Job:
Using the records that follow, copy every line containing the word "źródła".

Task inputs:
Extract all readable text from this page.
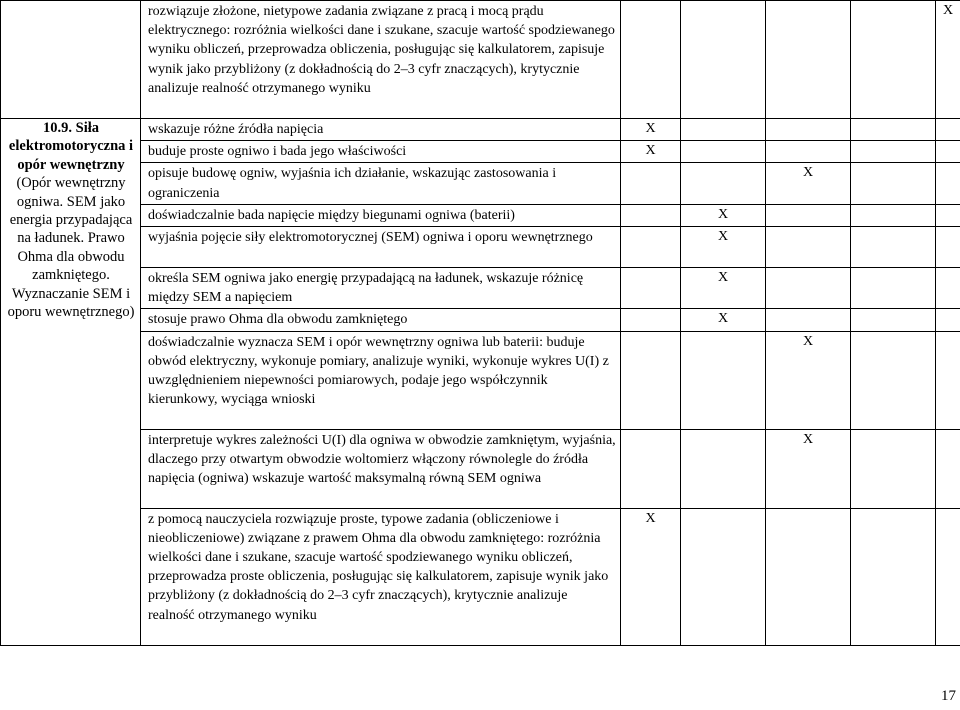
	rozwiązuje złożone, nietypowe zadania związane z pracą i mocą prądu elektrycznego: rozróżnia wielkości dane i szukane, szacuje wartość spodziewanego wyniku obliczeń, przeprowadza obliczenia, posługując się kalkulatorem, zapisuje wynik jako przybliżony (z dokładnością do 2–3 cyfr znaczących), krytycznie analizuje realność otrzymanego wyniku					X

10.9. Siła elektromotoryczna i opór wewnętrzny
(Opór wewnętrzny ogniwa. SEM jako energia przypadająca na ładunek. Prawo Ohma dla obwodu zamkniętego. Wyznaczanie SEM i oporu wewnętrznego)	wskazuje różne źródła napięcia	X				

	buduje proste ogniwo i bada jego właściwości	X				

	opisuje budowę ogniw, wyjaśnia ich działanie, wskazując zastosowania i ograniczenia			X		

	doświadczalnie bada napięcie między biegunami ogniwa (baterii)		X			

	wyjaśnia pojęcie siły elektromotorycznej (SEM) ogniwa i oporu wewnętrznego		X			

	określa SEM ogniwa jako energię przypadającą na ładunek, wskazuje różnicę między SEM a napięciem		X			

	stosuje prawo Ohma dla obwodu zamkniętego		X			

	doświadczalnie wyznacza SEM i opór wewnętrzny ogniwa lub baterii: buduje obwód elektryczny, wykonuje pomiary, analizuje wyniki, wykonuje wykres U(I) z uwzględnieniem niepewności pomiarowych, podaje jego współczynnik kierunkowy, wyciąga wnioski			X		

	interpretuje wykres zależności U(I) dla ogniwa w obwodzie zamkniętym, wyjaśnia, dlaczego przy otwartym obwodzie woltomierz włączony równolegle do źródła napięcia (ogniwa) wskazuje wartość maksymalną równą SEM ogniwa			X		

	z pomocą nauczyciela rozwiązuje proste, typowe zadania (obliczeniowe i nieobliczeniowe) związane z prawem Ohma dla obwodu zamkniętego: rozróżnia wielkości dane i szukane, szacuje wartość spodziewanego wyniku obliczeń, przeprowadza proste obliczenia, posługując się kalkulatorem, zapisuje wynik jako przybliżony (z dokładnością do 2–3 cyfr znaczących), krytycznie analizuje realność otrzymanego wyniku	X				

17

Solution for this problem:
(Opór wewnętrzny ogniwa. SEM jako energia przypadająca na ładunek. Prawo Ohma dla obwodu zamkniętego. Wyznaczanie SEM i oporu wewnętrznego)	wskazuje różne źródła napięcia	X				
	interpretuje wykres zależności U(I) dla ogniwa w obwodzie zamkniętym, wyjaśnia, dlaczego przy otwartym obwodzie woltomierz włączony równolegle do źródła napięcia (ogniwa) wskazuje wartość maksymalną równą SEM ogniwa			X		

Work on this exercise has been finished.